**WHAT THE EXERCISE ASKS:** Set down each entry from the block beneath, exactly as written.

== EXCERPTED RECORDS ==

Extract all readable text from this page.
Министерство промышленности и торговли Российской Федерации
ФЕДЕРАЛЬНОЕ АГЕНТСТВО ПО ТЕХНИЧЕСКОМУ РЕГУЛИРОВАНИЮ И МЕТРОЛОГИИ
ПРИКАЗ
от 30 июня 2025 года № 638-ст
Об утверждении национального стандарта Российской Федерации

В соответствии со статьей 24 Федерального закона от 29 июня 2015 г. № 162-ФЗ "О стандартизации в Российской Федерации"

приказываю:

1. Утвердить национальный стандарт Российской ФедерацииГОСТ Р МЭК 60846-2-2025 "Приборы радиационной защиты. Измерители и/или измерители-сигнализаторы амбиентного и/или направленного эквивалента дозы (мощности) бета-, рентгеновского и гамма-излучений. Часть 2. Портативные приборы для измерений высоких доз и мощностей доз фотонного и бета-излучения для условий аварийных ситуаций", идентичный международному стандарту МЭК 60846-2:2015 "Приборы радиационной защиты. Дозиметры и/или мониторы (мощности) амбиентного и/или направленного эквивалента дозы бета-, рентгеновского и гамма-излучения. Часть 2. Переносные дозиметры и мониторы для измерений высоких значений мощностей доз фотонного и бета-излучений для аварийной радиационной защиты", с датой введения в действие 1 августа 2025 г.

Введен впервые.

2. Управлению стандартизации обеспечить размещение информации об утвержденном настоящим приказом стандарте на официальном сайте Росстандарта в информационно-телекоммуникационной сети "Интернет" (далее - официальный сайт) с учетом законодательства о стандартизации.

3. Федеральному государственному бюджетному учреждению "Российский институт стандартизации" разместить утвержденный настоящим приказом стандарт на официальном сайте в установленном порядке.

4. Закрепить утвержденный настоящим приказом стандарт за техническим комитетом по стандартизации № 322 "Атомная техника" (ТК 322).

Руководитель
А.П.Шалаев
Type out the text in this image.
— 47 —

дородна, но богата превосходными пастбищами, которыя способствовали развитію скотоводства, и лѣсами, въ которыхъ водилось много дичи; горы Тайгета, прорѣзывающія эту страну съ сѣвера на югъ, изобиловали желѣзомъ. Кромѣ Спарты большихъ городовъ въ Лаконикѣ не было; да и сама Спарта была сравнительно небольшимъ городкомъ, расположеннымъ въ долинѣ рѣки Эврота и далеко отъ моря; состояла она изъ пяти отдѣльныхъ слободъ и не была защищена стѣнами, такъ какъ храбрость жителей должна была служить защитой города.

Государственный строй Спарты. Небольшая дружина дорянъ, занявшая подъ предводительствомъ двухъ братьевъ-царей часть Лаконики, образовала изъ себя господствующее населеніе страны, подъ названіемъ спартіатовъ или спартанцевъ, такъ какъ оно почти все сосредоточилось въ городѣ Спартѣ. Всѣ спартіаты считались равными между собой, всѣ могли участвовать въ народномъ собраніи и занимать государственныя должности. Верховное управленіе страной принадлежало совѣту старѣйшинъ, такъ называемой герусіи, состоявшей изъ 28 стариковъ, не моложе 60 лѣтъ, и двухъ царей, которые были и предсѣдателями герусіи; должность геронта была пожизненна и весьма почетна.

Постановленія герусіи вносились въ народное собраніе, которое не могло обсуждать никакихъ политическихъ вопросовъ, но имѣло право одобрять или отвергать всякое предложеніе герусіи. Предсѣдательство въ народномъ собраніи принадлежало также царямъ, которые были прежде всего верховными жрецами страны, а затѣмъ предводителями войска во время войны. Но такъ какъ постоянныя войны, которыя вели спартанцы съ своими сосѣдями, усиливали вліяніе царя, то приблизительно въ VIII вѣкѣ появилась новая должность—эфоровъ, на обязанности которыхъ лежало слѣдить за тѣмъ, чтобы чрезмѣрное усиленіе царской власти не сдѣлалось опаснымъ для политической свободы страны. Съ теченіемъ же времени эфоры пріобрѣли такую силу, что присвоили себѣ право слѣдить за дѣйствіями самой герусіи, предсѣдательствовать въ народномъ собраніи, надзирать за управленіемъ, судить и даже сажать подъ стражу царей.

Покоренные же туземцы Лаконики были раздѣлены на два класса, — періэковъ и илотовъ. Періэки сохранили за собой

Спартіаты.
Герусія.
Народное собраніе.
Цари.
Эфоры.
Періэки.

===

**OUTPUT OF THE TASK:**
Extract all readable text from this page.
Министерство промышленности и торговли Российской Федерации
ФЕДЕРАЛЬНОЕ АГЕНТСТВО ПО ТЕХНИЧЕСКОМУ РЕГУЛИРОВАНИЮ И МЕТРОЛОГИИ
ПРИКАЗ
от 30 июня 2025 года № 638-ст
Об утверждении национального стандарта Российской Федерации

В соответствии со статьей 24 Федерального закона от 29 июня 2015 г. № 162-ФЗ "О стандартизации в Российской Федерации"

приказываю:

1. Утвердить национальный стандарт Российской ФедерацииГОСТ Р МЭК 60846-2-2025 "Приборы радиационной защиты. Измерители и/или измерители-сигнализаторы амбиентного и/или направленного эквивалента дозы (мощности) бета-, рентгеновского и гамма-излучений. Часть 2. Портативные приборы для измерений высоких доз и мощностей доз фотонного и бета-излучения для условий аварийных ситуаций", идентичный международному стандарту МЭК 60846-2:2015 "Приборы радиационной защиты. Дозиметры и/или мониторы (мощности) амбиентного и/или направленного эквивалента дозы бета-, рентгеновского и гамма-излучения. Часть 2. Переносные дозиметры и мониторы для измерений высоких значений мощностей доз фотонного и бета-излучений для аварийной радиационной защиты", с датой введения в действие 1 августа 2025 г.

Введен впервые.

2. Управлению стандартизации обеспечить размещение информации об утвержденном настоящим приказом стандарте на официальном сайте Росстандарта в информационно-телекоммуникационной сети "Интернет" (далее - официальный сайт) с учетом законодательства о стандартизации.

3. Федеральному государственному бюджетному учреждению "Российский институт стандартизации" разместить утвержденный настоящим приказом стандарт на официальном сайте в установленном порядке.

4. Закрепить утвержденный настоящим приказом стандарт за техническим комитетом по стандартизации № 322 "Атомная техника" (ТК 322).

Руководитель
А.П.Шалаев
Type out the text in this image.
— 47 —

дородна, но богата превосходными пастбищами, которыя способствовали развитію скотоводства, и лѣсами, въ которыхъ водилось много дичи; горы Тайгета, прорѣзывающія эту страну съ сѣвера на югъ, изобиловали желѣзомъ. Кромѣ Спарты большихъ городовъ въ Лаконикѣ не было; да и сама Спарта была сравнительно небольшимъ городкомъ, расположеннымъ въ долинѣ рѣки Эврота и далеко отъ моря; состояла она изъ пяти отдѣльныхъ слободъ и не была защищена стѣнами, такъ какъ храбрость жителей должна была служить защитой города.

Государственный строй Спарты. Небольшая дружина дорянъ, занявшая подъ предводительствомъ двухъ братьевъ-царей часть Лаконики, образовала изъ себя господствующее населеніе страны, подъ названіемъ спартіатовъ или спартанцевъ, такъ какъ оно почти все сосредоточилось въ городѣ Спартѣ. Всѣ спартіаты считались равными между собой, всѣ могли участвовать въ народномъ собраніи и занимать государственныя должности. Верховное управленіе страной принадлежало совѣту старѣйшинъ, такъ называемой герусіи, состоявшей изъ 28 стариковъ, не моложе 60 лѣтъ, и двухъ царей, которые были и предсѣдателями герусіи; должность геронта была пожизненна и весьма почетна.

Постановленія герусіи вносились въ народное собраніе, которое не могло обсуждать никакихъ политическихъ вопросовъ, но имѣло право одобрять или отвергать всякое предложеніе герусіи. Предсѣдательство въ народномъ собраніи принадлежало также царямъ, которые были прежде всего верховными жрецами страны, а затѣмъ предводителями войска во время войны. Но такъ какъ постоянныя войны, которыя вели спартанцы съ своими сосѣдями, усиливали вліяніе царя, то приблизительно въ VIII вѣкѣ появилась новая должность—эфоровъ, на обязанности которыхъ лежало слѣдить за тѣмъ, чтобы чрезмѣрное усиленіе царской власти не сдѣлалось опаснымъ для политической свободы страны. Съ теченіемъ же времени эфоры пріобрѣли такую силу, что присвоили себѣ право слѣдить за дѣйствіями самой герусіи, предсѣдательствовать въ народномъ собраніи, надзирать за управленіемъ, судить и даже сажать подъ стражу царей.

Покоренные же туземцы Лаконики были раздѣлены на два класса, — періэковъ и илотовъ. Періэки сохранили за собой

Спартіаты.
Герусія.
Народное собраніе.
Цари.
Эфоры.
Періэки.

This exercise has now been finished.